Return all the entries exactly, keeping pictures out.

Saved entries
▶
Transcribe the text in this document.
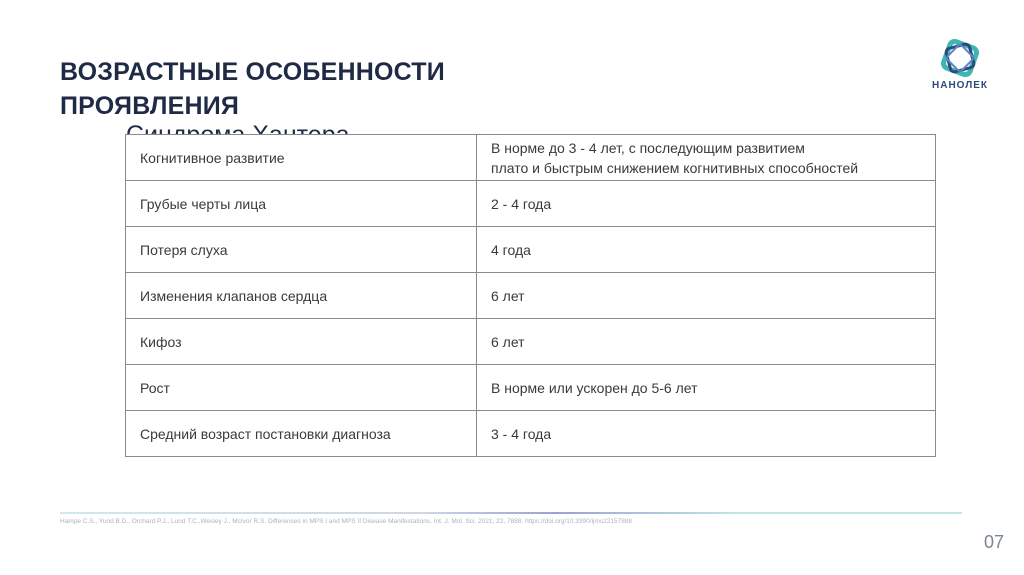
ВОЗРАСТНЫЕ ОСОБЕННОСТИ
ПРОЯВЛЕНИЯ
НАНОЛЕК
Когнитивное развитие	В норме до 3 - 4 лет, с последующим развитием
плато и быстрым снижением когнитивных способностей

Грубые черты лица	2 - 4 года
Потеря слуха	4 года
Изменения клапанов сердца	6 лет
Кифоз	6 лет
Рост	В норме или ускорен до 5-6 лет
Средний возраст постановки диагноза	3 - 4 года
Hampe C.S., Yund B.D., Orchard P.J., Lund T.C.,Wesley J., McIvor R.S. Differences in MPS I and MPS II Disease Manifestations. Int. J. Mol. Sci. 2021, 22, 7888. https://doi.org/10.3390/ijms22157888
07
◀
* _Complete answer_:
Transcribe the text in this document.
ВОЗРАСТНЫЕ ОСОБЕННОСТИ
ПРОЯВЛЕНИЯ
НАНОЛЕК
Когнитивное развитие	В норме до 3 - 4 лет, с последующим развитием
плато и быстрым снижением когнитивных способностей

Грубые черты лица	2 - 4 года
Потеря слуха	4 года
Изменения клапанов сердца	6 лет
Кифоз	6 лет
Рост	В норме или ускорен до 5-6 лет
Средний возраст постановки диагноза	3 - 4 года
Hampe C.S., Yund B.D., Orchard P.J., Lund T.C.,Wesley J., McIvor R.S. Differences in MPS I and MPS II Disease Manifestations. Int. J. Mol. Sci. 2021, 22, 7888. https://doi.org/10.3390/ijms22157888
07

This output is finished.